JOB: Look for the string "TradingView" and copy every line that has it.

PROVIDED MATERIAL:
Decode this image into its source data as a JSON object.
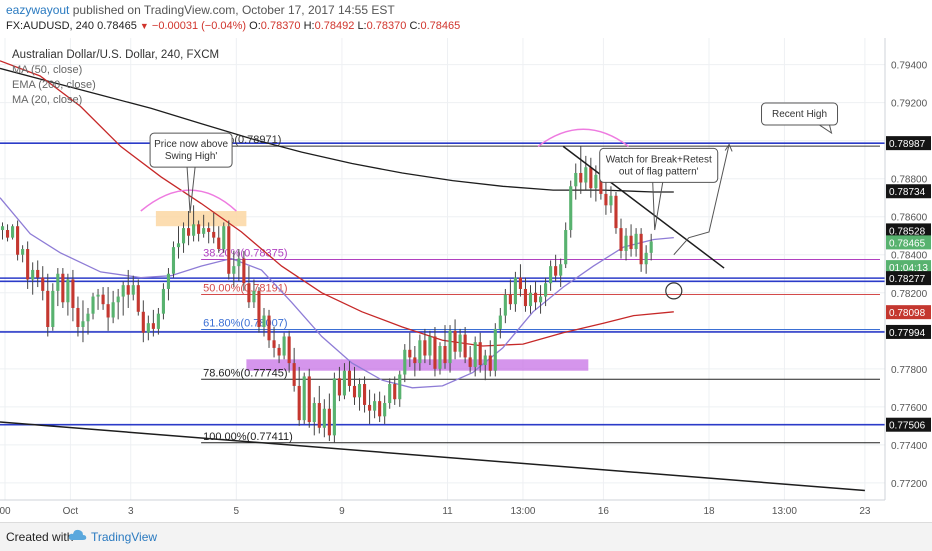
{
  "header": {
    "user": "eazywayout",
    "published": "published on TradingView.com, October 17, 2017 14:55 EST",
    "symbol": "FX:AUDUSD, 240",
    "last": "0.78465",
    "change": "−0.00031 (−0.04%)",
    "ohlc": {
      "o_label": "O:",
      "o": "0.78370",
      "h_label": "H:",
      "h": "0.78492",
      "l_label": "L:",
      "l": "0.78370",
      "c_label": "C:",
      "c": "0.78465"
    }
  },
  "legend": {
    "title": "Australian Dollar/U.S. Dollar, 240, FXCM",
    "indicators": [
      "MA (50, close)",
      "EMA (200, close)",
      "MA (20, close)"
    ]
  },
  "footer": {
    "created_with": "Created with",
    "brand": "TradingView"
  },
  "colors": {
    "up": "#58b26f",
    "down": "#c4372f",
    "fib_line": "#d44a4a",
    "fib_blue": "#2b3bc8",
    "ma50": "#1d1d1d",
    "ema200": "#c62828",
    "ma20": "#8e7cd6",
    "highlight_purple": "#c771e6",
    "highlight_orange": "#fbd7a3",
    "arc": "#ee7be0"
  },
  "chart_data": {
    "type": "candlestick",
    "title": "Australian Dollar/U.S. Dollar, 240, FXCM",
    "ylim": [
      0.7711,
      0.7954
    ],
    "xlim": [
      0,
      176
    ],
    "y_ticks": [
      0.772,
      0.774,
      0.776,
      0.778,
      0.78,
      0.782,
      0.784,
      0.786,
      0.788,
      0.79,
      0.792,
      0.794
    ],
    "y_tick_labels": [
      "0.77200",
      "0.77400",
      "0.77600",
      "0.77800",
      "0.78000",
      "0.78200",
      "0.78400",
      "0.78600",
      "0.78800",
      "0.79000",
      "0.79200",
      "0.79400"
    ],
    "x_ticks": [
      {
        "x": 1,
        "label": "00"
      },
      {
        "x": 14,
        "label": "Oct"
      },
      {
        "x": 26,
        "label": "3"
      },
      {
        "x": 47,
        "label": "5"
      },
      {
        "x": 68,
        "label": "9"
      },
      {
        "x": 89,
        "label": "11"
      },
      {
        "x": 104,
        "label": "13:00"
      },
      {
        "x": 120,
        "label": "16"
      },
      {
        "x": 141,
        "label": "18"
      },
      {
        "x": 156,
        "label": "13:00"
      },
      {
        "x": 172,
        "label": "23"
      }
    ],
    "price_labels": [
      {
        "value": 0.78987,
        "label": "0.78987",
        "style": "dark"
      },
      {
        "value": 0.78734,
        "label": "0.78734",
        "style": "dark"
      },
      {
        "value": 0.78528,
        "label": "0.78528",
        "style": "dark"
      },
      {
        "value": 0.78465,
        "label": "0.78465",
        "style": "green"
      },
      {
        "value": 0.78335,
        "label": "01:04:13",
        "style": "green"
      },
      {
        "value": 0.78277,
        "label": "0.78277",
        "style": "dark"
      },
      {
        "value": 0.78098,
        "label": "0.78098",
        "style": "red"
      },
      {
        "value": 0.77994,
        "label": "0.77994",
        "style": "dark"
      },
      {
        "value": 0.77506,
        "label": "0.77506",
        "style": "dark"
      }
    ],
    "fib_levels": [
      {
        "value": 0.78971,
        "label": "0.00%(0.78971)",
        "color": "#333333"
      },
      {
        "value": 0.78375,
        "label": "38.20%(0.78375)",
        "color": "#b040c0"
      },
      {
        "value": 0.78191,
        "label": "50.00%(0.78191)",
        "color": "#d44a4a"
      },
      {
        "value": 0.78007,
        "label": "61.80%(0.78007)",
        "color": "#3b6fd4"
      },
      {
        "value": 0.77745,
        "label": "78.60%(0.77745)",
        "color": "#222222"
      },
      {
        "value": 0.77411,
        "label": "100.00%(0.77411)",
        "color": "#222222"
      }
    ],
    "horizontal_lines": [
      {
        "value": 0.78987,
        "color": "#2b3bc8"
      },
      {
        "value": 0.78277,
        "color": "#2b3bc8"
      },
      {
        "value": 0.7826,
        "color": "#2b3bc8"
      },
      {
        "value": 0.77994,
        "color": "#2b3bc8"
      },
      {
        "value": 0.77506,
        "color": "#2b3bc8"
      }
    ],
    "candles": [
      [
        0.7853,
        0.7857,
        0.7848,
        0.7855
      ],
      [
        0.7853,
        0.7856,
        0.7847,
        0.7849
      ],
      [
        0.7849,
        0.7856,
        0.7848,
        0.7855
      ],
      [
        0.7855,
        0.7858,
        0.7837,
        0.784
      ],
      [
        0.784,
        0.7845,
        0.7836,
        0.7843
      ],
      [
        0.7843,
        0.7847,
        0.7822,
        0.7827
      ],
      [
        0.7827,
        0.7836,
        0.7819,
        0.7832
      ],
      [
        0.7832,
        0.7837,
        0.7823,
        0.7828
      ],
      [
        0.7828,
        0.7834,
        0.7816,
        0.7821
      ],
      [
        0.7821,
        0.783,
        0.7797,
        0.7802
      ],
      [
        0.7802,
        0.7825,
        0.78,
        0.7821
      ],
      [
        0.7821,
        0.7833,
        0.7813,
        0.783
      ],
      [
        0.783,
        0.7833,
        0.7812,
        0.7815
      ],
      [
        0.7815,
        0.783,
        0.7808,
        0.7827
      ],
      [
        0.7827,
        0.7832,
        0.7805,
        0.7812
      ],
      [
        0.7812,
        0.7818,
        0.7797,
        0.7802
      ],
      [
        0.7802,
        0.7816,
        0.7794,
        0.7805
      ],
      [
        0.7805,
        0.7812,
        0.7798,
        0.7809
      ],
      [
        0.7809,
        0.782,
        0.7806,
        0.7818
      ],
      [
        0.7818,
        0.7822,
        0.7811,
        0.7819
      ],
      [
        0.7819,
        0.7823,
        0.7811,
        0.7814
      ],
      [
        0.7814,
        0.7823,
        0.78,
        0.7807
      ],
      [
        0.7807,
        0.7821,
        0.7804,
        0.7815
      ],
      [
        0.7815,
        0.7822,
        0.7806,
        0.7818
      ],
      [
        0.7818,
        0.7826,
        0.7808,
        0.7824
      ],
      [
        0.7824,
        0.7832,
        0.7812,
        0.7819
      ],
      [
        0.7819,
        0.7829,
        0.7816,
        0.7824
      ],
      [
        0.7824,
        0.7827,
        0.7808,
        0.781
      ],
      [
        0.781,
        0.7816,
        0.7794,
        0.7799
      ],
      [
        0.7799,
        0.7808,
        0.7795,
        0.7804
      ],
      [
        0.7804,
        0.7811,
        0.7797,
        0.7801
      ],
      [
        0.7801,
        0.7812,
        0.7798,
        0.7809
      ],
      [
        0.7809,
        0.7825,
        0.7806,
        0.7822
      ],
      [
        0.7822,
        0.7833,
        0.7816,
        0.783
      ],
      [
        0.783,
        0.7847,
        0.7828,
        0.7844
      ],
      [
        0.7844,
        0.7855,
        0.7838,
        0.7846
      ],
      [
        0.7846,
        0.7857,
        0.7841,
        0.7854
      ],
      [
        0.7854,
        0.7863,
        0.7845,
        0.785
      ],
      [
        0.785,
        0.7866,
        0.7847,
        0.7856
      ],
      [
        0.7856,
        0.7858,
        0.7847,
        0.7851
      ],
      [
        0.7851,
        0.7861,
        0.7849,
        0.7854
      ],
      [
        0.7854,
        0.7857,
        0.7846,
        0.7852
      ],
      [
        0.7852,
        0.7862,
        0.7846,
        0.7849
      ],
      [
        0.7849,
        0.7855,
        0.7841,
        0.7843
      ],
      [
        0.7843,
        0.7857,
        0.7841,
        0.7855
      ],
      [
        0.7855,
        0.7858,
        0.7827,
        0.783
      ],
      [
        0.783,
        0.7842,
        0.7823,
        0.7834
      ],
      [
        0.7834,
        0.7843,
        0.7826,
        0.7838
      ],
      [
        0.7838,
        0.7842,
        0.7821,
        0.7825
      ],
      [
        0.7825,
        0.7834,
        0.7812,
        0.7815
      ],
      [
        0.7815,
        0.7827,
        0.7812,
        0.7821
      ],
      [
        0.7821,
        0.7823,
        0.7799,
        0.7802
      ],
      [
        0.7802,
        0.7812,
        0.7797,
        0.7808
      ],
      [
        0.7808,
        0.7811,
        0.7791,
        0.7795
      ],
      [
        0.7795,
        0.7802,
        0.7786,
        0.7791
      ],
      [
        0.7791,
        0.7793,
        0.7783,
        0.7787
      ],
      [
        0.7787,
        0.7799,
        0.7785,
        0.7797
      ],
      [
        0.7797,
        0.78,
        0.7778,
        0.7783
      ],
      [
        0.7783,
        0.7791,
        0.7768,
        0.7771
      ],
      [
        0.7771,
        0.7781,
        0.775,
        0.7753
      ],
      [
        0.7753,
        0.7778,
        0.7751,
        0.7776
      ],
      [
        0.7776,
        0.778,
        0.7749,
        0.7752
      ],
      [
        0.7752,
        0.7765,
        0.7745,
        0.7762
      ],
      [
        0.7762,
        0.7771,
        0.7746,
        0.7749
      ],
      [
        0.7749,
        0.7764,
        0.7744,
        0.7759
      ],
      [
        0.7759,
        0.7767,
        0.7742,
        0.7745
      ],
      [
        0.7745,
        0.7778,
        0.7741,
        0.7775
      ],
      [
        0.7775,
        0.7781,
        0.7763,
        0.7766
      ],
      [
        0.7766,
        0.7783,
        0.7764,
        0.7779
      ],
      [
        0.7779,
        0.7784,
        0.7768,
        0.7771
      ],
      [
        0.7771,
        0.7781,
        0.7761,
        0.7765
      ],
      [
        0.7765,
        0.7775,
        0.7758,
        0.7772
      ],
      [
        0.7772,
        0.7776,
        0.7757,
        0.7761
      ],
      [
        0.7761,
        0.7769,
        0.7751,
        0.7758
      ],
      [
        0.7758,
        0.7767,
        0.7754,
        0.7763
      ],
      [
        0.7763,
        0.7768,
        0.7752,
        0.7755
      ],
      [
        0.7755,
        0.7766,
        0.7751,
        0.7762
      ],
      [
        0.7762,
        0.7775,
        0.7759,
        0.7772
      ],
      [
        0.7772,
        0.7776,
        0.7761,
        0.7764
      ],
      [
        0.7764,
        0.7779,
        0.776,
        0.7777
      ],
      [
        0.7777,
        0.7793,
        0.7773,
        0.779
      ],
      [
        0.779,
        0.7799,
        0.7781,
        0.7786
      ],
      [
        0.7786,
        0.7792,
        0.7776,
        0.7783
      ],
      [
        0.7783,
        0.7798,
        0.7779,
        0.7795
      ],
      [
        0.7795,
        0.7801,
        0.7783,
        0.7787
      ],
      [
        0.7787,
        0.78,
        0.7782,
        0.7797
      ],
      [
        0.7797,
        0.7802,
        0.7776,
        0.778
      ],
      [
        0.778,
        0.7794,
        0.7777,
        0.7792
      ],
      [
        0.7792,
        0.7803,
        0.778,
        0.7783
      ],
      [
        0.7783,
        0.7803,
        0.7778,
        0.78
      ],
      [
        0.78,
        0.7806,
        0.7785,
        0.7789
      ],
      [
        0.7789,
        0.7801,
        0.7786,
        0.7798
      ],
      [
        0.7798,
        0.7802,
        0.7783,
        0.7786
      ],
      [
        0.7786,
        0.7792,
        0.7778,
        0.7781
      ],
      [
        0.7781,
        0.7797,
        0.7776,
        0.7794
      ],
      [
        0.7794,
        0.7799,
        0.7778,
        0.7782
      ],
      [
        0.7782,
        0.779,
        0.7774,
        0.7787
      ],
      [
        0.7787,
        0.7795,
        0.7776,
        0.7779
      ],
      [
        0.7779,
        0.7804,
        0.7776,
        0.7801
      ],
      [
        0.7801,
        0.7812,
        0.7796,
        0.7808
      ],
      [
        0.7808,
        0.7822,
        0.7804,
        0.7819
      ],
      [
        0.7819,
        0.7827,
        0.7811,
        0.7814
      ],
      [
        0.7814,
        0.7831,
        0.781,
        0.7828
      ],
      [
        0.7828,
        0.7835,
        0.7818,
        0.7822
      ],
      [
        0.7822,
        0.7828,
        0.781,
        0.7813
      ],
      [
        0.7813,
        0.7824,
        0.7809,
        0.782
      ],
      [
        0.782,
        0.7826,
        0.7811,
        0.7815
      ],
      [
        0.7815,
        0.7824,
        0.7809,
        0.7818
      ],
      [
        0.7818,
        0.7828,
        0.7813,
        0.7825
      ],
      [
        0.7825,
        0.7837,
        0.7821,
        0.7834
      ],
      [
        0.7834,
        0.784,
        0.7826,
        0.7829
      ],
      [
        0.7829,
        0.7838,
        0.7823,
        0.7835
      ],
      [
        0.7835,
        0.7857,
        0.7833,
        0.7853
      ],
      [
        0.7853,
        0.7879,
        0.7849,
        0.7876
      ],
      [
        0.7876,
        0.7888,
        0.7869,
        0.7883
      ],
      [
        0.7883,
        0.7897,
        0.7872,
        0.7878
      ],
      [
        0.7878,
        0.7892,
        0.7874,
        0.7886
      ],
      [
        0.7886,
        0.7891,
        0.787,
        0.7875
      ],
      [
        0.7875,
        0.7887,
        0.7868,
        0.7882
      ],
      [
        0.7882,
        0.7885,
        0.7869,
        0.7872
      ],
      [
        0.7872,
        0.7878,
        0.7861,
        0.7866
      ],
      [
        0.7866,
        0.7876,
        0.7862,
        0.7871
      ],
      [
        0.7871,
        0.7873,
        0.7851,
        0.7854
      ],
      [
        0.7854,
        0.7859,
        0.7838,
        0.7842
      ],
      [
        0.7842,
        0.7854,
        0.7837,
        0.785
      ],
      [
        0.785,
        0.7856,
        0.7839,
        0.7843
      ],
      [
        0.7843,
        0.7854,
        0.7839,
        0.7851
      ],
      [
        0.7851,
        0.7854,
        0.7831,
        0.7835
      ],
      [
        0.7835,
        0.7845,
        0.783,
        0.7841
      ],
      [
        0.7841,
        0.7851,
        0.7837,
        0.7847
      ]
    ],
    "moving_averages": [
      {
        "name": "MA (50, close)",
        "color": "#1d1d1d",
        "points": [
          [
            0,
            0.7938
          ],
          [
            10,
            0.7931
          ],
          [
            20,
            0.7924
          ],
          [
            30,
            0.7917
          ],
          [
            40,
            0.7909
          ],
          [
            50,
            0.7901
          ],
          [
            60,
            0.7894
          ],
          [
            70,
            0.7888
          ],
          [
            80,
            0.7883
          ],
          [
            90,
            0.7879
          ],
          [
            100,
            0.7876
          ],
          [
            110,
            0.7874
          ],
          [
            120,
            0.7874
          ],
          [
            130,
            0.7873
          ],
          [
            134,
            0.7873
          ]
        ]
      },
      {
        "name": "EMA (200, close)",
        "color": "#c62828",
        "points": [
          [
            0,
            0.7942
          ],
          [
            8,
            0.7934
          ],
          [
            16,
            0.7918
          ],
          [
            24,
            0.7897
          ],
          [
            32,
            0.7881
          ],
          [
            40,
            0.7867
          ],
          [
            48,
            0.7852
          ],
          [
            56,
            0.7834
          ],
          [
            64,
            0.782
          ],
          [
            72,
            0.781
          ],
          [
            80,
            0.7802
          ],
          [
            88,
            0.7795
          ],
          [
            96,
            0.7792
          ],
          [
            104,
            0.7793
          ],
          [
            112,
            0.7799
          ],
          [
            120,
            0.7804
          ],
          [
            126,
            0.7808
          ],
          [
            134,
            0.781
          ]
        ]
      },
      {
        "name": "MA (20, close)",
        "color": "#8e7cd6",
        "points": [
          [
            0,
            0.787
          ],
          [
            6,
            0.7851
          ],
          [
            12,
            0.7841
          ],
          [
            20,
            0.7831
          ],
          [
            28,
            0.7828
          ],
          [
            34,
            0.7829
          ],
          [
            40,
            0.7834
          ],
          [
            46,
            0.7838
          ],
          [
            52,
            0.7832
          ],
          [
            58,
            0.7815
          ],
          [
            64,
            0.7797
          ],
          [
            70,
            0.7783
          ],
          [
            76,
            0.7774
          ],
          [
            82,
            0.777
          ],
          [
            88,
            0.7771
          ],
          [
            94,
            0.7778
          ],
          [
            100,
            0.7791
          ],
          [
            106,
            0.781
          ],
          [
            112,
            0.7823
          ],
          [
            118,
            0.7834
          ],
          [
            124,
            0.7844
          ],
          [
            130,
            0.7848
          ],
          [
            134,
            0.7849
          ]
        ]
      }
    ],
    "zones": [
      {
        "x0": 31,
        "x1": 49,
        "y0": 0.7855,
        "y1": 0.7863,
        "color": "#fbd7a3"
      },
      {
        "x0": 49,
        "x1": 117,
        "y0": 0.7779,
        "y1": 0.7785,
        "color": "#c771e6"
      }
    ],
    "annotations": [
      {
        "type": "callout",
        "text": [
          "Price now above",
          "Swing High'"
        ],
        "x": 38,
        "y": 0.7895
      },
      {
        "type": "callout",
        "text": [
          "Watch for Break+Retest",
          "out of flag pattern'"
        ],
        "x": 131,
        "y": 0.7887
      },
      {
        "type": "callout",
        "text": [
          "Recent High"
        ],
        "x": 159,
        "y": 0.7914
      }
    ],
    "trend_lines": [
      {
        "x0": 112,
        "y0": 0.7897,
        "x1": 144,
        "y1": 0.7833,
        "color": "#1d1d1d"
      },
      {
        "x0": 0,
        "y0": 0.7752,
        "x1": 172,
        "y1": 0.7716,
        "color": "#1d1d1d"
      }
    ]
  }
}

ANSWER TO THE EXERCISE:
    "published": "published on TradingView.com, October 17, 2017 14:55 EST",
    "brand": "TradingView"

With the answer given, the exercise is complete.